Instructions.
• a. In the supplied text, under what heading might transhumanism be better listed?
• b. Reproduce the supplied text from "Transhumanism is, granted, different" up to and including "under technology, actually.".

Supplied text.
To give an analogy from history, this would be a little like putting conspiracy theories of history on the history page as if they were just another variety of historical theory. They are interesting to many people, and we can concede that they're a kind of history, but golly, hardly any reputable historians have any truck with them. Similarly pseudoscience of all sorts. Maybe the most apt comparison is the "metaphysics" section you will see in many American bookstores. You won't find Plato, Aristotle, *René Descartes, and Gottfried Leibniz there; you find stuff about transcendental meditation, ghosts, and all sorts of stuff that real metaphysicians know and care nothing about. Wikipedia should have long, detailed, fair articles about all such stuff; but that doesn't mean that it needs to be presented right alongside more clearly reputable scholarship.

Transhumanism is, granted, different in that it does have a large number of very well-educated, smart adherents. They are not philosophers, most of them, however, but scientists; and insofar as they're doing philosophy, their philosophy is about as good as you would expect from scientists who are not philosophers. Maybe it would be better to list it under technology, actually.

Listed records.
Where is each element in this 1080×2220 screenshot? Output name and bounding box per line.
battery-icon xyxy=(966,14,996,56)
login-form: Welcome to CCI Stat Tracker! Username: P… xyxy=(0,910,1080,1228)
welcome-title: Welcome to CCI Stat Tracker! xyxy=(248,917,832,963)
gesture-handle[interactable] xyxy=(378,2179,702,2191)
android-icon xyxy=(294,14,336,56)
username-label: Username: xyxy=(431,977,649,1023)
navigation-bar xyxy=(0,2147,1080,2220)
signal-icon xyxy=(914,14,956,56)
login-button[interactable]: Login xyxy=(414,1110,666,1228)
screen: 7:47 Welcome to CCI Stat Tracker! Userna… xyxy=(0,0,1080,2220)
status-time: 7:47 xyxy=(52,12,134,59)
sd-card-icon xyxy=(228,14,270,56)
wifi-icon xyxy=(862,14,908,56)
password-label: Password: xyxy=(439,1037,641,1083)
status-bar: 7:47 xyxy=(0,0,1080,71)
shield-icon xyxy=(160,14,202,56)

Task solutions.
• a. Technology.

• b.
Transhumanism is, granted, different in that it does have a large number of very well-educated, smart adherents. They are not philosophers, most of them, however, but scientists; and insofar as they're doing philosophy, their philosophy is about as good as you would expect from scientists who are not philosophers. Maybe it would be better to list it under technology, actually.